Explorando o material:
1) Altere a parte do texto sobre autoestima infantil que começa nas palavras "Essa frase transforma" e vai até "aprovação dos adultos.", reproduzindo-a com "correção" substituído por "orientação".
2) Indique se cada afirmação está de acordo com o texto sobre autoestima infantil, respondendo sim ou não e citando as palavras decisivas do texto: (a) uma fala isolada determina o desenvolvimento emocional da criança; (b) o mais adequado é comparar o progresso da criança com o próprio desempenho anterior; (c) minimizar o sofrimento faz a emoção desaparecer.
3) De acordo com o texto sobre autoestima infantil, por que o mais adequado é comparar o progresso da criança com o próprio desempenho anterior? Responda em uma a três frases.

Trecho para leitura:
****************************************

As frases que os pais nunca deveriam dizer aos filhos para não prejudicar a autoestima, segundo a psicologia
Comparações, ameaças e rótulos negativos podem fazer com que a criança associe erros à própria identidade e se sinta menos valorizada

Palavras ditas durante momentos de irritação podem permanecer por muito tempo na memória dos filhos. Por isso, psicólogos alertam para frases que humilham, ameaçam, comparam ou colocam em dúvida o valor da criança.
Uma fala isolada não determina o desenvolvimento emocional de alguém. No entanto, quando esse tipo de comunicação se repete, a criança pode começar a enxergar a si mesma a partir dos rótulos utilizados pelos adultos.
Pesquisas relacionam a exposição frequente a ameaças, ridicularização e humilhação na infância a piores indicadores de bem-estar mental na vida adulta.
“Você não faz nada direito”
Essa frase transforma um erro específico em uma avaliação sobre toda a capacidade da criança.
Em vez disso, os pais podem explicar qual comportamento precisa mudar. Uma alternativa seria: “Isso não saiu como esperávamos. Vamos descobrir como fazer de outra maneira”.
Dessa forma, a correção se concentra na atitude, e não na identidade do filho.
“Por que você não é como seu irmão?”
Comparações entre irmãos, colegas ou primos podem gerar sensação de inferioridade, rivalidade e busca constante pela aprovação dos adultos.
Cada criança apresenta ritmo, habilidades e dificuldades diferentes. Portanto, o mais adequado é comparar o progresso dela com o próprio desempenho anterior.
“Você é preguiçoso” ou “Você é burro”
Rótulos negativos podem levar a criança a interpretar dificuldades passageiras como características permanentes.
A psicologia diferencia o elogio ou a crítica direcionados à pessoa daqueles voltados ao processo. Estudos indicam que comentários sobre esforço, estratégia e comportamento favorecem uma reação mais saudável aos erros do que avaliações fixas sobre inteligência ou personalidade.
Em vez de “você é preguiçoso”, os pais podem dizer: “Percebi que você ainda não começou a tarefa. O que está dificultando?”.
“Pare de chorar, isso não é motivo”
Minimizar o sofrimento não faz a emoção desaparecer. Pelo contrário, pode ensinar a criança a esconder tristeza, medo ou frustração.
Os pais não precisam concordar com todas as reações. Porém, podem reconhecer o sentimento antes de estabelecer limites: “Entendo que você ficou triste, mas ainda precisamos conversar sobre o que aconteceu”.
“Se continuar assim, ninguém vai gostar de você”
Ameaças de rejeição associam o afeto ao comportamento. Assim, a criança pode entender que precisa agradar para merecer amor ou permanecer próxima da família.
O limite pode ser firme sem colocar o vínculo em dúvida. Por exemplo: “Eu amo você, mas esse comportamento não é aceitável e precisamos corrigi-lo”.
“Eu faço tudo por você e é assim que me agradece?”
A frase produz culpa e coloca a criança como responsável pelo sacrifício ou pelas emoções dos pais.
Uma comunicação mais clara descreve o problema sem criar dívida afetiva: “Fiquei chateado porque combinamos uma coisa e você não cumpriu”.

****************************************

Dados estruturados de análise da página
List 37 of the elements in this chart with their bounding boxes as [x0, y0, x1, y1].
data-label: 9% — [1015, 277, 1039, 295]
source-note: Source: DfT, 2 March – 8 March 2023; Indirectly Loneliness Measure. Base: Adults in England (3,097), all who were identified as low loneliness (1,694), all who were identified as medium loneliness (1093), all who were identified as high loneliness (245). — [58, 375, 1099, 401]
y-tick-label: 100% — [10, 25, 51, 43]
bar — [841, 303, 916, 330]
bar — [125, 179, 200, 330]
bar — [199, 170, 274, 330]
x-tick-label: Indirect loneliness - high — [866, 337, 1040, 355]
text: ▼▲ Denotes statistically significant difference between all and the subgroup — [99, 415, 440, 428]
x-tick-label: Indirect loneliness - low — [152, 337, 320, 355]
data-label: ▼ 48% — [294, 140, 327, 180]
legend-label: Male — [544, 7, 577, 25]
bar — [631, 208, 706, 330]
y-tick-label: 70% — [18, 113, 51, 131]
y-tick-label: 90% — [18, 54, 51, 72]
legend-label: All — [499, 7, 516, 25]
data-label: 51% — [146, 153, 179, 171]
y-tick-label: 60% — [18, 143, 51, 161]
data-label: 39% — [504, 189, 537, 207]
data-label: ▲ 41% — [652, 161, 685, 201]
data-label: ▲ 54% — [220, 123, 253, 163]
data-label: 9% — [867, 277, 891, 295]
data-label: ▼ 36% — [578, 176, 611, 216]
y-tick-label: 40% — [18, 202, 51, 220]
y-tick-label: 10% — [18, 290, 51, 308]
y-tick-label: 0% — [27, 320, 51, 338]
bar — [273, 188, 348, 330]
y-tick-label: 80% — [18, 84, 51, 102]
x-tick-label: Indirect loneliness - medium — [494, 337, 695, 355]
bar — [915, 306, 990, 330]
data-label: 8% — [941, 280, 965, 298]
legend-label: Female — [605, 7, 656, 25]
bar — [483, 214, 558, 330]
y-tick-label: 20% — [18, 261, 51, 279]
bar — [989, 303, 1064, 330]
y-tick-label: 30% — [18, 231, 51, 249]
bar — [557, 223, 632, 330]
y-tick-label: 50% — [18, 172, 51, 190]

****************************************

Lista de respostas:
1)
Essa frase transforma um erro específico em uma avaliação sobre toda a capacidade da criança.
Em vez disso, os pais podem explicar qual comportamento precisa mudar. Uma alternativa seria: “Isso não saiu como esperávamos. Vamos descobrir como fazer de outra maneira”.
Dessa forma, a orientação se concentra na atitude, e não na identidade do filho.
“Por que você não é como seu irmão?”
Comparações entre irmãos, colegas ou primos podem gerar sensação de inferioridade, rivalidade e busca constante pela aprovação dos adultos.

2)
(a) Não: "Uma fala isolada não determina o desenvolvimento emocional de alguém."
(b) Sim: "o mais adequado é comparar o progresso dela com o próprio desempenho anterior."
(c) Não: "Minimizar o sofrimento não faz a emoção desaparecer."

3) Porque cada criança apresenta ritmo, habilidades e dificuldades diferentes. Comparações entre irmãos, colegas ou primos podem gerar sensação de inferioridade, rivalidade e busca constante pela aprovação dos adultos.